(Figure collection entries)
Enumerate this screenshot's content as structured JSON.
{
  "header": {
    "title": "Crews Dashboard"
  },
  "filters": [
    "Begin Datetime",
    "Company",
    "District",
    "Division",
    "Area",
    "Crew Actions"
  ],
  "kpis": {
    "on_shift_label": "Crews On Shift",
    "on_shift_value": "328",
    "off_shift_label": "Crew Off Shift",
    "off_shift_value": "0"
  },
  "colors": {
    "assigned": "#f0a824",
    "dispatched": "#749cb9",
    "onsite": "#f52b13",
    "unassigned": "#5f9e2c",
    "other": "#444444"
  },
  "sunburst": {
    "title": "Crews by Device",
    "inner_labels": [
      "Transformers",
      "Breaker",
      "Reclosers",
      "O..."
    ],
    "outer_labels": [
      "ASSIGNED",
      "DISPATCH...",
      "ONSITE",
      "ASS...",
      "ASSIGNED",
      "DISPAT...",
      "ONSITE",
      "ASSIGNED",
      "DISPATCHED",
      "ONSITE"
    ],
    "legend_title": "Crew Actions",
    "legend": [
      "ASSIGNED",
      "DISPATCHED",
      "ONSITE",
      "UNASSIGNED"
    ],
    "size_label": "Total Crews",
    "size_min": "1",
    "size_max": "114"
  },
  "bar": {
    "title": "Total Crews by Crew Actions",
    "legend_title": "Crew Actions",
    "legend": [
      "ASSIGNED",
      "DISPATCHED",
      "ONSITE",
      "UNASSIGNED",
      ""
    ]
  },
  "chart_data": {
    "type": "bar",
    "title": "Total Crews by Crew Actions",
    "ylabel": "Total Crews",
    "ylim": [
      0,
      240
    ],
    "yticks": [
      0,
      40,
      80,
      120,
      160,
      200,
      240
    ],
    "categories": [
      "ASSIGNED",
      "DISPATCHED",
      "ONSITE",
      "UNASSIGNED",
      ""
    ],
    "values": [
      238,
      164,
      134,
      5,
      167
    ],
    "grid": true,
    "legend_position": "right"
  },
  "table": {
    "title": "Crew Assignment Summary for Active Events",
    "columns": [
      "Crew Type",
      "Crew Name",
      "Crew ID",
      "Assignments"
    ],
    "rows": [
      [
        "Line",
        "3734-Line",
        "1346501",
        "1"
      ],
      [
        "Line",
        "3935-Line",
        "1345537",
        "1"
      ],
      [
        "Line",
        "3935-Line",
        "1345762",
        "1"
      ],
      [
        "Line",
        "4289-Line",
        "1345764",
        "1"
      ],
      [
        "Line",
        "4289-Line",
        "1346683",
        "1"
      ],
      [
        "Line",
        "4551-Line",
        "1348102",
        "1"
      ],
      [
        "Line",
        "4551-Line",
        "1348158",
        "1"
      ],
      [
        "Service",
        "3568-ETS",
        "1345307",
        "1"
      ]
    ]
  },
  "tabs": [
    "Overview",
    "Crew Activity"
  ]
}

▸ Exercise aim
Reproduce every line of the material above exactly.

▸ Output
Enumerate this screenshot's content as structured JSON.
{
  "header": {
    "title": "Crews Dashboard"
  },
  "filters": [
    "Begin Datetime",
    "Company",
    "District",
    "Division",
    "Area",
    "Crew Actions"
  ],
  "kpis": {
    "on_shift_label": "Crews On Shift",
    "on_shift_value": "328",
    "off_shift_label": "Crew Off Shift",
    "off_shift_value": "0"
  },
  "colors": {
    "assigned": "#f0a824",
    "dispatched": "#749cb9",
    "onsite": "#f52b13",
    "unassigned": "#5f9e2c",
    "other": "#444444"
  },
  "sunburst": {
    "title": "Crews by Device",
    "inner_labels": [
      "Transformers",
      "Breaker",
      "Reclosers",
      "O..."
    ],
    "outer_labels": [
      "ASSIGNED",
      "DISPATCH...",
      "ONSITE",
      "ASS...",
      "ASSIGNED",
      "DISPAT...",
      "ONSITE",
      "ASSIGNED",
      "DISPATCHED",
      "ONSITE"
    ],
    "legend_title": "Crew Actions",
    "legend": [
      "ASSIGNED",
      "DISPATCHED",
      "ONSITE",
      "UNASSIGNED"
    ],
    "size_label": "Total Crews",
    "size_min": "1",
    "size_max": "114"
  },
  "bar": {
    "title": "Total Crews by Crew Actions",
    "legend_title": "Crew Actions",
    "legend": [
      "ASSIGNED",
      "DISPATCHED",
      "ONSITE",
      "UNASSIGNED",
      ""
    ]
  },
  "chart_data": {
    "type": "bar",
    "title": "Total Crews by Crew Actions",
    "ylabel": "Total Crews",
    "ylim": [
      0,
      240
    ],
    "yticks": [
      0,
      40,
      80,
      120,
      160,
      200,
      240
    ],
    "categories": [
      "ASSIGNED",
      "DISPATCHED",
      "ONSITE",
      "UNASSIGNED",
      ""
    ],
    "values": [
      238,
      164,
      134,
      5,
      167
    ],
    "grid": true,
    "legend_position": "right"
  },
  "table": {
    "title": "Crew Assignment Summary for Active Events",
    "columns": [
      "Crew Type",
      "Crew Name",
      "Crew ID",
      "Assignments"
    ],
    "rows": [
      [
        "Line",
        "3734-Line",
        "1346501",
        "1"
      ],
      [
        "Line",
        "3935-Line",
        "1345537",
        "1"
      ],
      [
        "Line",
        "3935-Line",
        "1345762",
        "1"
      ],
      [
        "Line",
        "4289-Line",
        "1345764",
        "1"
      ],
      [
        "Line",
        "4289-Line",
        "1346683",
        "1"
      ],
      [
        "Line",
        "4551-Line",
        "1348102",
        "1"
      ],
      [
        "Line",
        "4551-Line",
        "1348158",
        "1"
      ],
      [
        "Service",
        "3568-ETS",
        "1345307",
        "1"
      ]
    ]
  },
  "tabs": [
    "Overview",
    "Crew Activity"
  ]
}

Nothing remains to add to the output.